Task to complete: Return all of the lines below exactly as they are.

══ Recorded information

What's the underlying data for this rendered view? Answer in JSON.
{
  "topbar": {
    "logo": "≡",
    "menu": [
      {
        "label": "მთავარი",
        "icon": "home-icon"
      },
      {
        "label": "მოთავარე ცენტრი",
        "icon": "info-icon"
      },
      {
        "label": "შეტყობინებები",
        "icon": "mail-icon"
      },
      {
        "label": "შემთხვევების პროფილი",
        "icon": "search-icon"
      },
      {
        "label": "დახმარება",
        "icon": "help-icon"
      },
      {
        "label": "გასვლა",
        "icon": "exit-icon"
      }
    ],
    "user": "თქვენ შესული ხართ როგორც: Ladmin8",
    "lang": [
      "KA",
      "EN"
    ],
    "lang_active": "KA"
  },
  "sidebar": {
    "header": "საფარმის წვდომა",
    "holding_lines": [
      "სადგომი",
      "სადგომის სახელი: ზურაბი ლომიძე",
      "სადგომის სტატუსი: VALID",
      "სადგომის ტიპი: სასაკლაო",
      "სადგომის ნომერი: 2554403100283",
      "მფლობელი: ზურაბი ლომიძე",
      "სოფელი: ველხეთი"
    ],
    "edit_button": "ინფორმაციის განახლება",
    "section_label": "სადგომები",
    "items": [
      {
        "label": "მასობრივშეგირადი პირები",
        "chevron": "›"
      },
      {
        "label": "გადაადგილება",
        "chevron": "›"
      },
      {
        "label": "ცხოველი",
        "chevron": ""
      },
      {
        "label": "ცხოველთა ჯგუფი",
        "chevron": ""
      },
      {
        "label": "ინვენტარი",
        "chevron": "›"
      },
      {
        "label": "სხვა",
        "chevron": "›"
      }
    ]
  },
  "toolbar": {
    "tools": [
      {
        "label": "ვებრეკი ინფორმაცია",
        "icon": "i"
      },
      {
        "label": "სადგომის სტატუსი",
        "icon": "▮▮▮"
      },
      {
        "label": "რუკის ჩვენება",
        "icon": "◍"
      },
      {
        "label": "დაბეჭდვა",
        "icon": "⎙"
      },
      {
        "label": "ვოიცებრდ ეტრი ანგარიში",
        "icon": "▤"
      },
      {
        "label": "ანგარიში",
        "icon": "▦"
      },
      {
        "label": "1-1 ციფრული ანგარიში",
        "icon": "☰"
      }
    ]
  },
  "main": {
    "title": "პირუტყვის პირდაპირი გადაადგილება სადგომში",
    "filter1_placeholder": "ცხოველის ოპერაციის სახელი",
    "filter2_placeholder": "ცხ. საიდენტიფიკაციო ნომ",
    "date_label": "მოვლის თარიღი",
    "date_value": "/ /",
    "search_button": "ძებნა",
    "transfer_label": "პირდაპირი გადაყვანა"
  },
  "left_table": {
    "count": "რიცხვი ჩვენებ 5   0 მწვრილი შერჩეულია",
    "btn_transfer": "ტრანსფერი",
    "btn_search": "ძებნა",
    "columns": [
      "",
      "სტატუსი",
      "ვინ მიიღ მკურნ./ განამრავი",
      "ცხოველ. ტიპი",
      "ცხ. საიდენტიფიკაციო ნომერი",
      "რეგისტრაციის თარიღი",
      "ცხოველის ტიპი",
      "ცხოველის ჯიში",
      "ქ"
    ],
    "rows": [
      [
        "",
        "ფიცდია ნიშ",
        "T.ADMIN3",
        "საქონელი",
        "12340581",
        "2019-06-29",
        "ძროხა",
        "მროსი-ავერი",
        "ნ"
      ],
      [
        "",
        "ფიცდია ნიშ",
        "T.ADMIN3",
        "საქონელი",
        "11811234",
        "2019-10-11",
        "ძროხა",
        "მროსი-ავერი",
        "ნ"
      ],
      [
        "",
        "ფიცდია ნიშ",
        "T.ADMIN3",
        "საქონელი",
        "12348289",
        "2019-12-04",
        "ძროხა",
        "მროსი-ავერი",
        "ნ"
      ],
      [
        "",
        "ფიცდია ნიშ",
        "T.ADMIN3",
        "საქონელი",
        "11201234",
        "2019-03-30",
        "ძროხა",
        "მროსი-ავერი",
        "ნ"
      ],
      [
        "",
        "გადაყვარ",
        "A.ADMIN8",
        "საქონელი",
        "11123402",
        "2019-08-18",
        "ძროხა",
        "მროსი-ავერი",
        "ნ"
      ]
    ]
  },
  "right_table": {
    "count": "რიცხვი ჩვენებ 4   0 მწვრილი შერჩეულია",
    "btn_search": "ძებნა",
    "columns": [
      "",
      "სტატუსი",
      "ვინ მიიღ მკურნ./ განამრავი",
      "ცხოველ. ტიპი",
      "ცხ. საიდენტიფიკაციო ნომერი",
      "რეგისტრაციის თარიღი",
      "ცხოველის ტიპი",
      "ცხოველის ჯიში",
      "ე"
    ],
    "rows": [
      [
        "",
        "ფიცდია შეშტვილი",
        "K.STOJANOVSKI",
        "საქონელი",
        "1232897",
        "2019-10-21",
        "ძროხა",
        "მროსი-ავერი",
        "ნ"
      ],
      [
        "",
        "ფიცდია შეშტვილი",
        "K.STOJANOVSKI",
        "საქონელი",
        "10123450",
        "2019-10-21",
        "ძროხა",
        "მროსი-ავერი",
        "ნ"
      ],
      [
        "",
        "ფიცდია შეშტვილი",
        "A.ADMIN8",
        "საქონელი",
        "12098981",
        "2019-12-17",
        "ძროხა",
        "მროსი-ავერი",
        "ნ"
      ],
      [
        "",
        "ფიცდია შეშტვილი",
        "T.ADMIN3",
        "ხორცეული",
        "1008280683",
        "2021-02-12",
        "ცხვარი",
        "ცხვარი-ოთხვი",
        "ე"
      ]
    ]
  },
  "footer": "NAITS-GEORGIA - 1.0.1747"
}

════

Exercise solution:
What's the underlying data for this rendered view? Answer in JSON.
{
  "topbar": {
    "logo": "≡",
    "menu": [
      {
        "label": "მთავარი",
        "icon": "home-icon"
      },
      {
        "label": "მოთავარე ცენტრი",
        "icon": "info-icon"
      },
      {
        "label": "შეტყობინებები",
        "icon": "mail-icon"
      },
      {
        "label": "შემთხვევების პროფილი",
        "icon": "search-icon"
      },
      {
        "label": "დახმარება",
        "icon": "help-icon"
      },
      {
        "label": "გასვლა",
        "icon": "exit-icon"
      }
    ],
    "user": "თქვენ შესული ხართ როგორც: Ladmin8",
    "lang": [
      "KA",
      "EN"
    ],
    "lang_active": "KA"
  },
  "sidebar": {
    "header": "საფარმის წვდომა",
    "holding_lines": [
      "სადგომი",
      "სადგომის სახელი: ზურაბი ლომიძე",
      "სადგომის სტატუსი: VALID",
      "სადგომის ტიპი: სასაკლაო",
      "სადგომის ნომერი: 2554403100283",
      "მფლობელი: ზურაბი ლომიძე",
      "სოფელი: ველხეთი"
    ],
    "edit_button": "ინფორმაციის განახლება",
    "section_label": "სადგომები",
    "items": [
      {
        "label": "მასობრივშეგირადი პირები",
        "chevron": "›"
      },
      {
        "label": "გადაადგილება",
        "chevron": "›"
      },
      {
        "label": "ცხოველი",
        "chevron": ""
      },
      {
        "label": "ცხოველთა ჯგუფი",
        "chevron": ""
      },
      {
        "label": "ინვენტარი",
        "chevron": "›"
      },
      {
        "label": "სხვა",
        "chevron": "›"
      }
    ]
  },
  "toolbar": {
    "tools": [
      {
        "label": "ვებრეკი ინფორმაცია",
        "icon": "i"
      },
      {
        "label": "სადგომის სტატუსი",
        "icon": "▮▮▮"
      },
      {
        "label": "რუკის ჩვენება",
        "icon": "◍"
      },
      {
        "label": "დაბეჭდვა",
        "icon": "⎙"
      },
      {
        "label": "ვოიცებრდ ეტრი ანგარიში",
        "icon": "▤"
      },
      {
        "label": "ანგარიში",
        "icon": "▦"
      },
      {
        "label": "1-1 ციფრული ანგარიში",
        "icon": "☰"
      }
    ]
  },
  "main": {
    "title": "პირუტყვის პირდაპირი გადაადგილება სადგომში",
    "filter1_placeholder": "ცხოველის ოპერაციის სახელი",
    "filter2_placeholder": "ცხ. საიდენტიფიკაციო ნომ",
    "date_label": "მოვლის თარიღი",
    "date_value": "/ /",
    "search_button": "ძებნა",
    "transfer_label": "პირდაპირი გადაყვანა"
  },
  "left_table": {
    "count": "რიცხვი ჩვენებ 5   0 მწვრილი შერჩეულია",
    "btn_transfer": "ტრანსფერი",
    "btn_search": "ძებნა",
    "columns": [
      "",
      "სტატუსი",
      "ვინ მიიღ მკურნ./ განამრავი",
      "ცხოველ. ტიპი",
      "ცხ. საიდენტიფიკაციო ნომერი",
      "რეგისტრაციის თარიღი",
      "ცხოველის ტიპი",
      "ცხოველის ჯიში",
      "ქ"
    ],
    "rows": [
      [
        "",
        "ფიცდია ნიშ",
        "T.ADMIN3",
        "საქონელი",
        "12340581",
        "2019-06-29",
        "ძროხა",
        "მროსი-ავერი",
        "ნ"
      ],
      [
        "",
        "ფიცდია ნიშ",
        "T.ADMIN3",
        "საქონელი",
        "11811234",
        "2019-10-11",
        "ძროხა",
        "მროსი-ავერი",
        "ნ"
      ],
      [
        "",
        "ფიცდია ნიშ",
        "T.ADMIN3",
        "საქონელი",
        "12348289",
        "2019-12-04",
        "ძროხა",
        "მროსი-ავერი",
        "ნ"
      ],
      [
        "",
        "ფიცდია ნიშ",
        "T.ADMIN3",
        "საქონელი",
        "11201234",
        "2019-03-30",
        "ძროხა",
        "მროსი-ავერი",
        "ნ"
      ],
      [
        "",
        "გადაყვარ",
        "A.ADMIN8",
        "საქონელი",
        "11123402",
        "2019-08-18",
        "ძროხა",
        "მროსი-ავერი",
        "ნ"
      ]
    ]
  },
  "right_table": {
    "count": "რიცხვი ჩვენებ 4   0 მწვრილი შერჩეულია",
    "btn_search": "ძებნა",
    "columns": [
      "",
      "სტატუსი",
      "ვინ მიიღ მკურნ./ განამრავი",
      "ცხოველ. ტიპი",
      "ცხ. საიდენტიფიკაციო ნომერი",
      "რეგისტრაციის თარიღი",
      "ცხოველის ტიპი",
      "ცხოველის ჯიში",
      "ე"
    ],
    "rows": [
      [
        "",
        "ფიცდია შეშტვილი",
        "K.STOJANOVSKI",
        "საქონელი",
        "1232897",
        "2019-10-21",
        "ძროხა",
        "მროსი-ავერი",
        "ნ"
      ],
      [
        "",
        "ფიცდია შეშტვილი",
        "K.STOJANOVSKI",
        "საქონელი",
        "10123450",
        "2019-10-21",
        "ძროხა",
        "მროსი-ავერი",
        "ნ"
      ],
      [
        "",
        "ფიცდია შეშტვილი",
        "A.ADMIN8",
        "საქონელი",
        "12098981",
        "2019-12-17",
        "ძროხა",
        "მროსი-ავერი",
        "ნ"
      ],
      [
        "",
        "ფიცდია შეშტვილი",
        "T.ADMIN3",
        "ხორცეული",
        "1008280683",
        "2021-02-12",
        "ცხვარი",
        "ცხვარი-ოთხვი",
        "ე"
      ]
    ]
  },
  "footer": "NAITS-GEORGIA - 1.0.1747"
}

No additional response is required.